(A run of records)
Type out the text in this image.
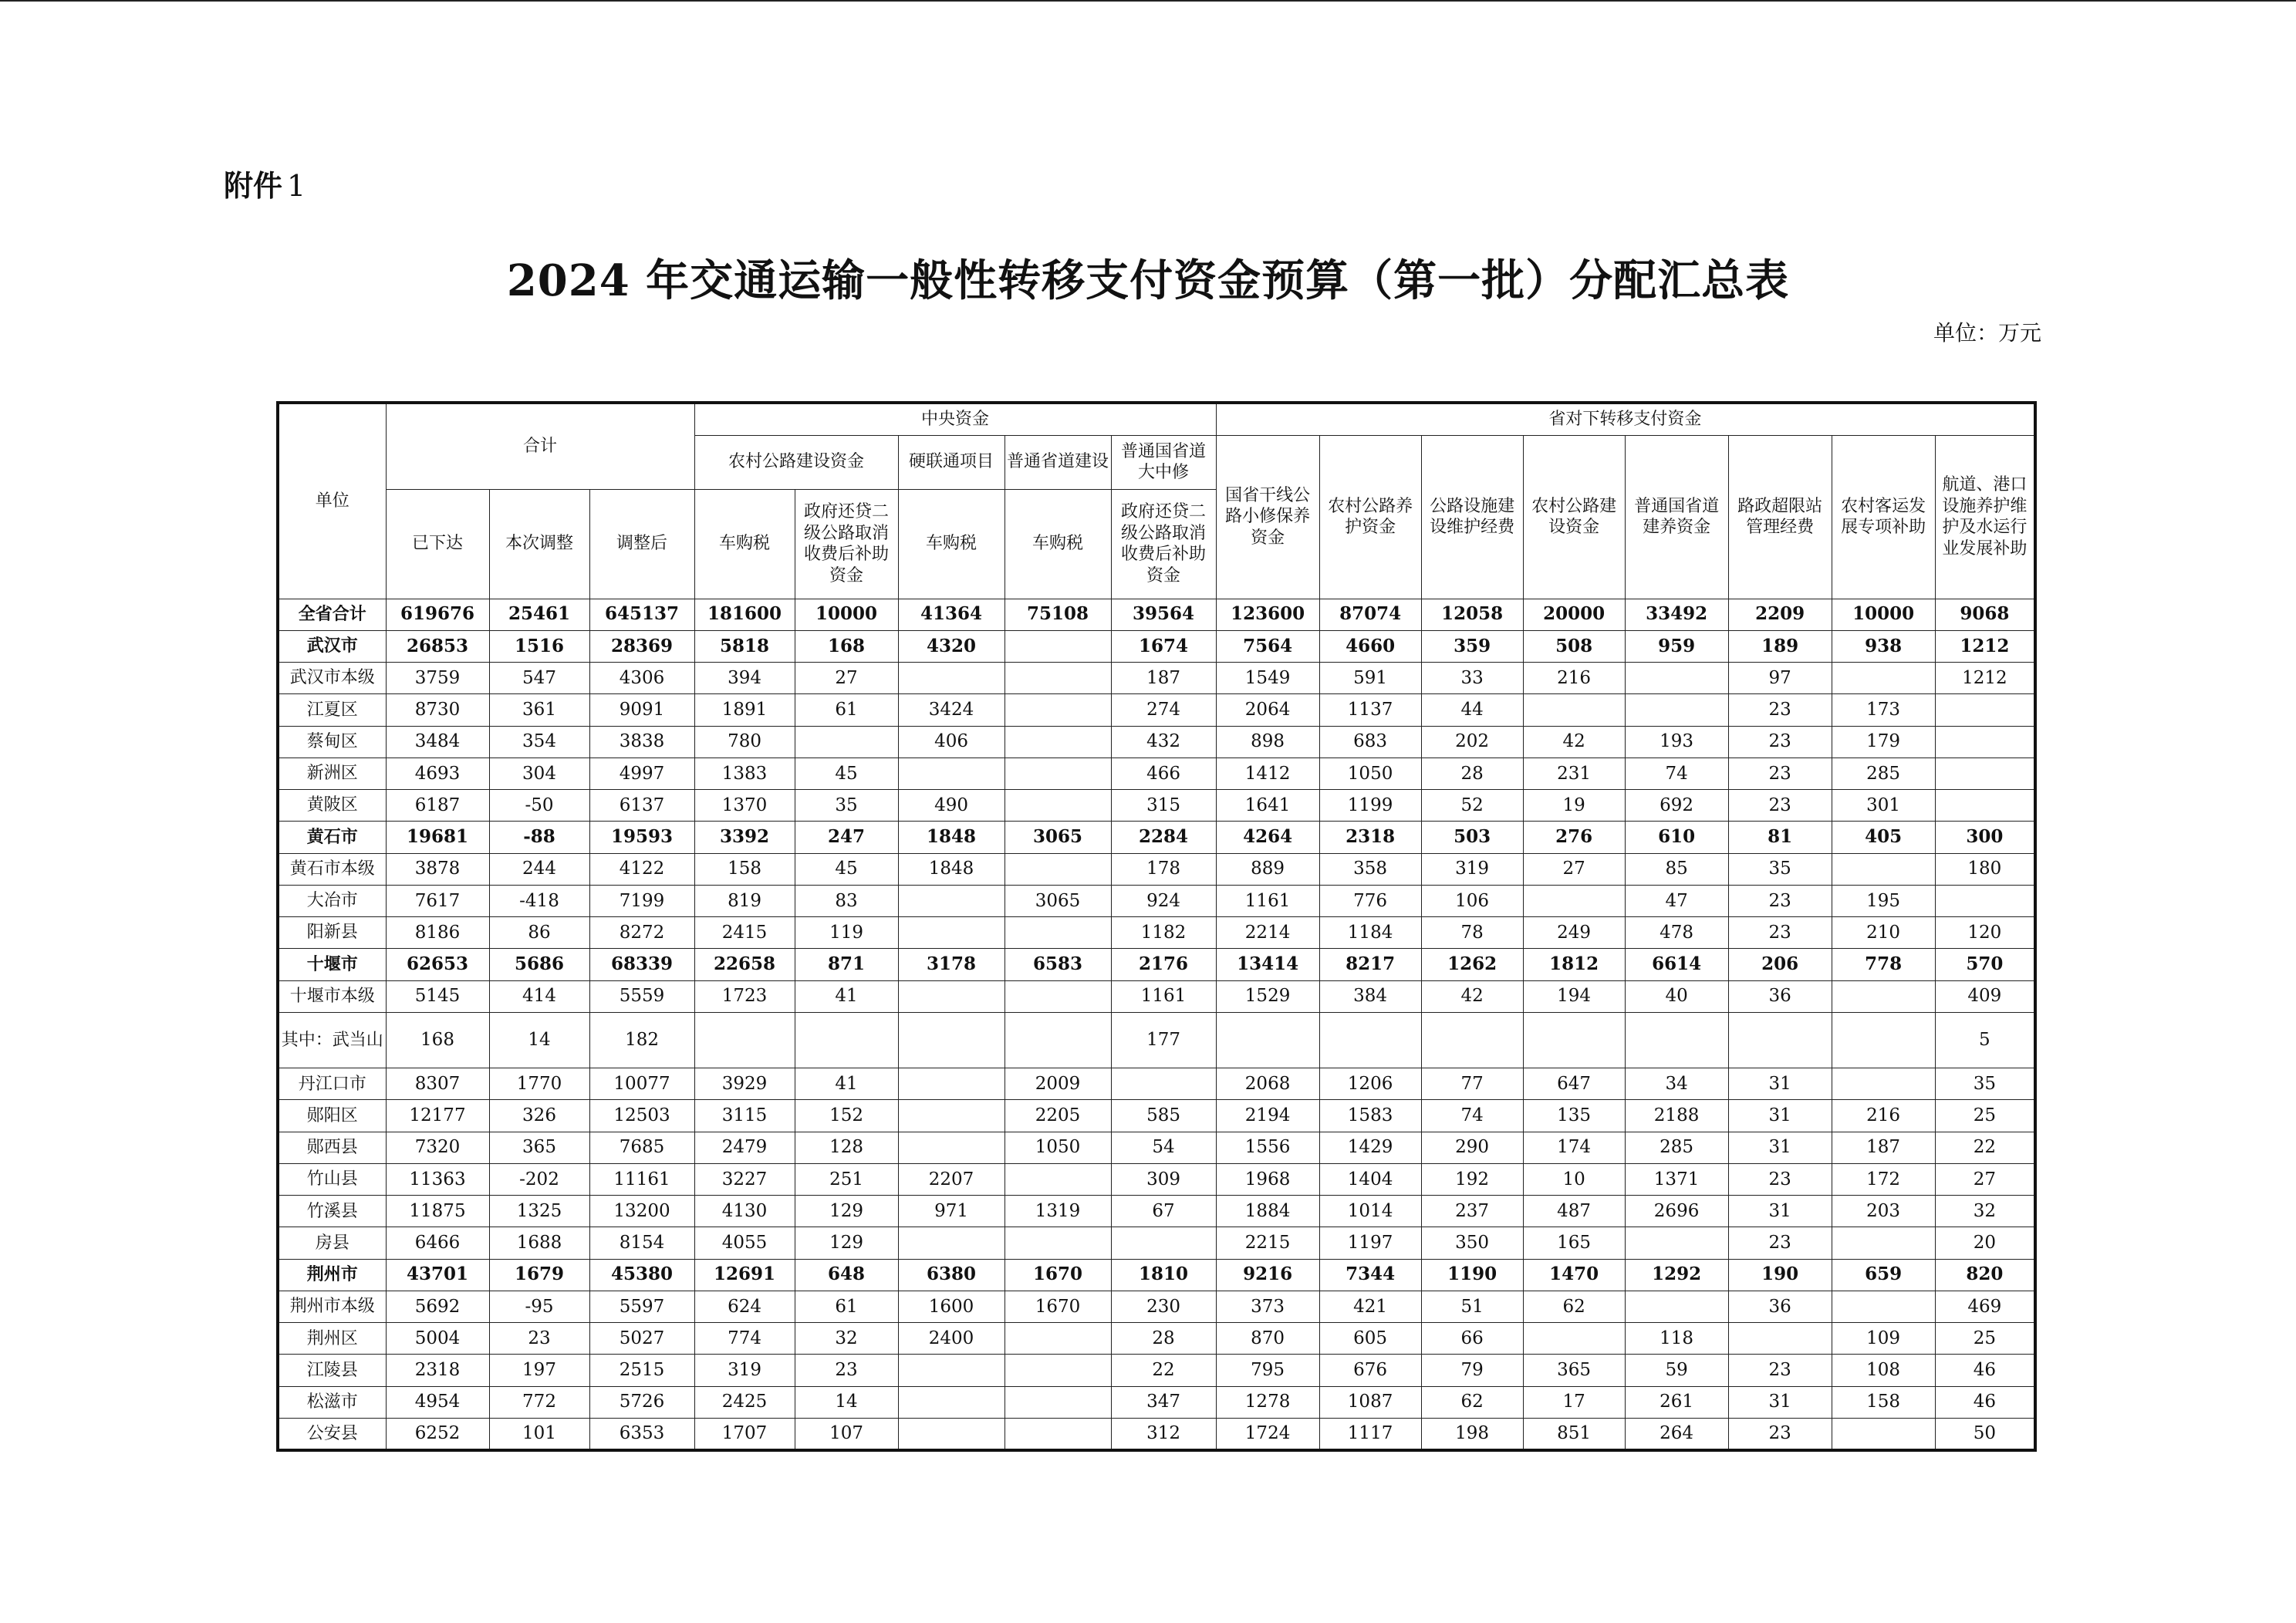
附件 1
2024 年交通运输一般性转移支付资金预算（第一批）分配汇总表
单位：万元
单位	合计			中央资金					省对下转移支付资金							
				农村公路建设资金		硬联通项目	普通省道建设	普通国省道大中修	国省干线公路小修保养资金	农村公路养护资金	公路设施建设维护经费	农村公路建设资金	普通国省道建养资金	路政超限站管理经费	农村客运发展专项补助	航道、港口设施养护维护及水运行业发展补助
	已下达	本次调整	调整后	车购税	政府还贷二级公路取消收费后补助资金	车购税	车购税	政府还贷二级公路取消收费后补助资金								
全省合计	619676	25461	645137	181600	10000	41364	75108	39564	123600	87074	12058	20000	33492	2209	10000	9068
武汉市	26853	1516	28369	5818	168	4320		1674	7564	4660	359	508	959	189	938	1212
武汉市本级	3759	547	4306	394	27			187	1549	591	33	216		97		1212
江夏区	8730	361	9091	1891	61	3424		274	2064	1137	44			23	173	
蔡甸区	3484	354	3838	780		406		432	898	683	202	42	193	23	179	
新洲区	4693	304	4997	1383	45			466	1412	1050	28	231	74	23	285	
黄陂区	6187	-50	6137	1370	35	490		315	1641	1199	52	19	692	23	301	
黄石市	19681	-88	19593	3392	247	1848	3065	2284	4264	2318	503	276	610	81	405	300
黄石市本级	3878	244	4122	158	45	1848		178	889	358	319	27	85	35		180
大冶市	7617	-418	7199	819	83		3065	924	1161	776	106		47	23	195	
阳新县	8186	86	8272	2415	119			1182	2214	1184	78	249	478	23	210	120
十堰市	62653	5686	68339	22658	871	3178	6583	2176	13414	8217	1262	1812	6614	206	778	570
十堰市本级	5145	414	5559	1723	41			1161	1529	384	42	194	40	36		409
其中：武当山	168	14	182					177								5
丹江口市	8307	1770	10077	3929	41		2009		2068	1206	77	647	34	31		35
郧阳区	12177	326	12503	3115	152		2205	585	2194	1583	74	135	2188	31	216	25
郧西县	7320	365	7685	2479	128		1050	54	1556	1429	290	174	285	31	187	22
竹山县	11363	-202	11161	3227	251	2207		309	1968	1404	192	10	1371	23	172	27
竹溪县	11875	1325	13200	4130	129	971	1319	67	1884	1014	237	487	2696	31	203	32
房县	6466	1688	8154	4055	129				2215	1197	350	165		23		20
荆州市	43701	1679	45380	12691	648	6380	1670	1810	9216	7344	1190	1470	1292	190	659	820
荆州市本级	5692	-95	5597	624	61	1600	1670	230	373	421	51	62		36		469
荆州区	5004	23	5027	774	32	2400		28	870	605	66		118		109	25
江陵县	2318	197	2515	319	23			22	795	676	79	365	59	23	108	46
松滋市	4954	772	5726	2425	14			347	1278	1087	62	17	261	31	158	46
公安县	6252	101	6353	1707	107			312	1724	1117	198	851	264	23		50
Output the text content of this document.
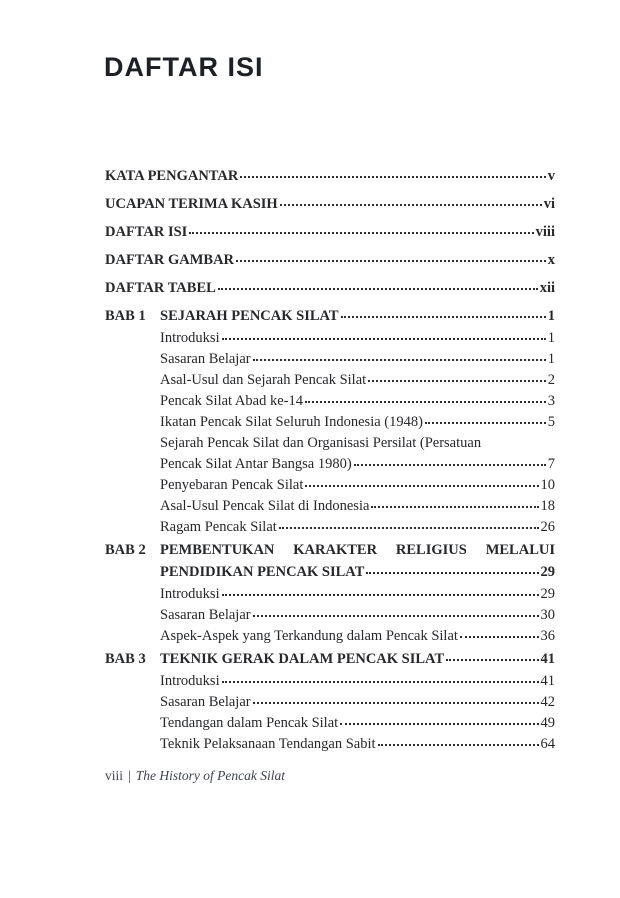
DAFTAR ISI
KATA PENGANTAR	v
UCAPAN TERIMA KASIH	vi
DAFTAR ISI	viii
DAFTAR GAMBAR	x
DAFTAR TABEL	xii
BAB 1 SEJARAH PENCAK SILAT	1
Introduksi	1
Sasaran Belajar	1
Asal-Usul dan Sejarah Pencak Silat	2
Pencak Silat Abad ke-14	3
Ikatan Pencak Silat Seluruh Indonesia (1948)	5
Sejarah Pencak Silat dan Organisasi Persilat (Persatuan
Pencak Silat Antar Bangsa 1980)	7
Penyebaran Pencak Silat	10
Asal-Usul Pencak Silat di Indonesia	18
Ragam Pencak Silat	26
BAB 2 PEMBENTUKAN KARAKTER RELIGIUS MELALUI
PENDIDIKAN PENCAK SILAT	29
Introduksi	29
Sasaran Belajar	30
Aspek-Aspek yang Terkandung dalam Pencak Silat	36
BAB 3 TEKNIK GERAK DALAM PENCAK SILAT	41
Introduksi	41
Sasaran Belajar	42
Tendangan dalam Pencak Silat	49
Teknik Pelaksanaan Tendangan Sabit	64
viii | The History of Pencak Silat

● **WRITTEN REQUEST**
Copy each line containing the word "Introduksi" from the data.

● **SOLUTION TO THIS TASK**
Introduksi	1
Introduksi	29
Introduksi	41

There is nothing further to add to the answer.